DESCRIPTION OF THE TASK => From the entries below, copy every line where the string "Website" appears.

DATASET CONTENT =>
"""
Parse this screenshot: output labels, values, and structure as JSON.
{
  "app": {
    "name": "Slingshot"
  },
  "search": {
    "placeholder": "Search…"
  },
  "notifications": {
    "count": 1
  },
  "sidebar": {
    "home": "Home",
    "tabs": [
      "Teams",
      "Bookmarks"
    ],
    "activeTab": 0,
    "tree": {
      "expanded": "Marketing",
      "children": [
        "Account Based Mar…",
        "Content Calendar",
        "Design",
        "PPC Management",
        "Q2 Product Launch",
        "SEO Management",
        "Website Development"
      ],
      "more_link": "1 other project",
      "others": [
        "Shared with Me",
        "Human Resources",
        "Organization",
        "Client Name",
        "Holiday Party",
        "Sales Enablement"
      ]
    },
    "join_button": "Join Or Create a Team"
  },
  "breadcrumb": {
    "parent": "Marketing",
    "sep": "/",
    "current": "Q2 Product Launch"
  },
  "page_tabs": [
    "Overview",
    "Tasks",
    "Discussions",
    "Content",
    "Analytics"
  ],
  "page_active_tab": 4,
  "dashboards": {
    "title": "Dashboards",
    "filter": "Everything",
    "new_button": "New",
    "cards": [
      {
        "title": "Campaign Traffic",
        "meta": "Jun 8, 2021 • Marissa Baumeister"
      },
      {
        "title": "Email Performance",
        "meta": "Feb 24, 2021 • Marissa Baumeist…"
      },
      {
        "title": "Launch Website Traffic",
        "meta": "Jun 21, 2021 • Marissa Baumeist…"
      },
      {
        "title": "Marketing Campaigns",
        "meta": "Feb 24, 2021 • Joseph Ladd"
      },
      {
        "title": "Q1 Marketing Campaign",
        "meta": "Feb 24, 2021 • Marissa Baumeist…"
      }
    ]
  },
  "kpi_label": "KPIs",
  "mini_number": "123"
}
"""
"""
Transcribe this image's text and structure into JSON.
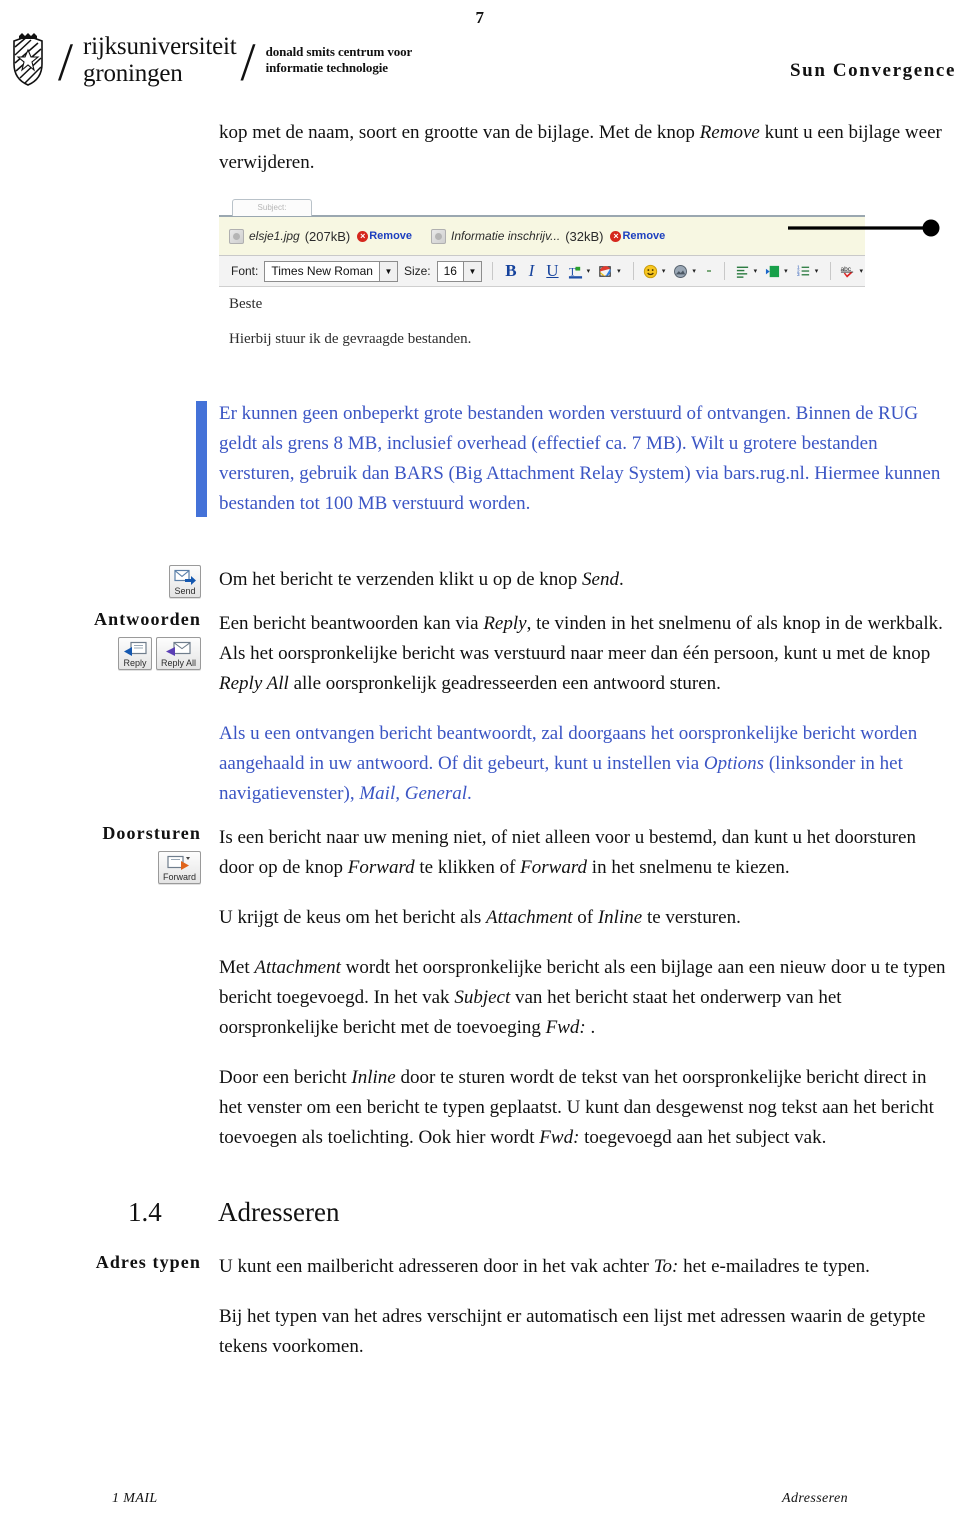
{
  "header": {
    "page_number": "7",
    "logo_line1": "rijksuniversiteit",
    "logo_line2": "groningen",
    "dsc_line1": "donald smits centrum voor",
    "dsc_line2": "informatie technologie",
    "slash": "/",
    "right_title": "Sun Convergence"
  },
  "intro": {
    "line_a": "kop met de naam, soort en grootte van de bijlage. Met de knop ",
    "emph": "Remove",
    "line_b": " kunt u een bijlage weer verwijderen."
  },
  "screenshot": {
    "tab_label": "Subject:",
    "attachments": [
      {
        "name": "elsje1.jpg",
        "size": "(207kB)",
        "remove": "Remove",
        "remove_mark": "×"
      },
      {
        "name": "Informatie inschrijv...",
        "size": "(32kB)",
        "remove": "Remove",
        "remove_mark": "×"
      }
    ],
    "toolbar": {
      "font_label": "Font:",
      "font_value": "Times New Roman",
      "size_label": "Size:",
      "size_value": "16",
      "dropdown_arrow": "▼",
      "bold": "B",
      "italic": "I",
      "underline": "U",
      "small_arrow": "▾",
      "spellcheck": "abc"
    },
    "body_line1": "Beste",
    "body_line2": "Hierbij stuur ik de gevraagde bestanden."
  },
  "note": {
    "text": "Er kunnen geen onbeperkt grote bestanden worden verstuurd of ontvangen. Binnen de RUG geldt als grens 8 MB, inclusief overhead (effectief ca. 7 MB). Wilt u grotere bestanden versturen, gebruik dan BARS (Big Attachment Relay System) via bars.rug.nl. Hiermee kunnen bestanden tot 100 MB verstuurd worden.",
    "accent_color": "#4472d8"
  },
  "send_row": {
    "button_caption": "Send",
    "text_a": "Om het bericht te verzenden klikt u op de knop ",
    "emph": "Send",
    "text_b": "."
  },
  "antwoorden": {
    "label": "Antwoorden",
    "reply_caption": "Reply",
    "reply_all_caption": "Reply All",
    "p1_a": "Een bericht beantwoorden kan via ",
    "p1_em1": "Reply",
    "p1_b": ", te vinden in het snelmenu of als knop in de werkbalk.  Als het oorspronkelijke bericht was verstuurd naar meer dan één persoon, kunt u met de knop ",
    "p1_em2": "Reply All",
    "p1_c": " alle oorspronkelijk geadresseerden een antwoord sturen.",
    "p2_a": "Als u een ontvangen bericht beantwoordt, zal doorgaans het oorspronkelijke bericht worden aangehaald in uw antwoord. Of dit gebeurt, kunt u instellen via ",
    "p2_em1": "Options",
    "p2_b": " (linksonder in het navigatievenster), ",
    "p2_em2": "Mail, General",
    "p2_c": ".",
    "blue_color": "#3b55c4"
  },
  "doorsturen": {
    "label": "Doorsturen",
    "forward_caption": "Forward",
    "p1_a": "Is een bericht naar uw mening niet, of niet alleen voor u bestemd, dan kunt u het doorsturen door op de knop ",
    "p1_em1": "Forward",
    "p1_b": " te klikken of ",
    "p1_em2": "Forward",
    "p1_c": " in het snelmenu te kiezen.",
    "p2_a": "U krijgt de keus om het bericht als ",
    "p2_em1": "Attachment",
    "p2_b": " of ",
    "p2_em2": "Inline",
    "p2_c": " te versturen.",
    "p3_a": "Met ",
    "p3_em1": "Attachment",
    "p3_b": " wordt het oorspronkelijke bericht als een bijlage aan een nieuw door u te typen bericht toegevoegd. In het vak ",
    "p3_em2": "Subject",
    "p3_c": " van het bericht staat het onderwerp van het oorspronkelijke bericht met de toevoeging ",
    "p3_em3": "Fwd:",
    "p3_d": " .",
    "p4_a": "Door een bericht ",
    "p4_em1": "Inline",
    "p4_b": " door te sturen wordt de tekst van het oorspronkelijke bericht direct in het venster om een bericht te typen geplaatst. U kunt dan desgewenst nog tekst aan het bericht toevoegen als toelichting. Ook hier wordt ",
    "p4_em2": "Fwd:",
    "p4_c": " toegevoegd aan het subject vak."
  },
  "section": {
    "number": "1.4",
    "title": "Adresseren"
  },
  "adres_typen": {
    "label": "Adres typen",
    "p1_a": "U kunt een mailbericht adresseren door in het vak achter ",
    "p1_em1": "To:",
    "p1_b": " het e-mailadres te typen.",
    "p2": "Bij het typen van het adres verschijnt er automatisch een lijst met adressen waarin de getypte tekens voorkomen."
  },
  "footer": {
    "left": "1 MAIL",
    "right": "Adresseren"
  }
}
"""
TASK RESULT =>
        "Website Development"
        "title": "Launch Website Traffic",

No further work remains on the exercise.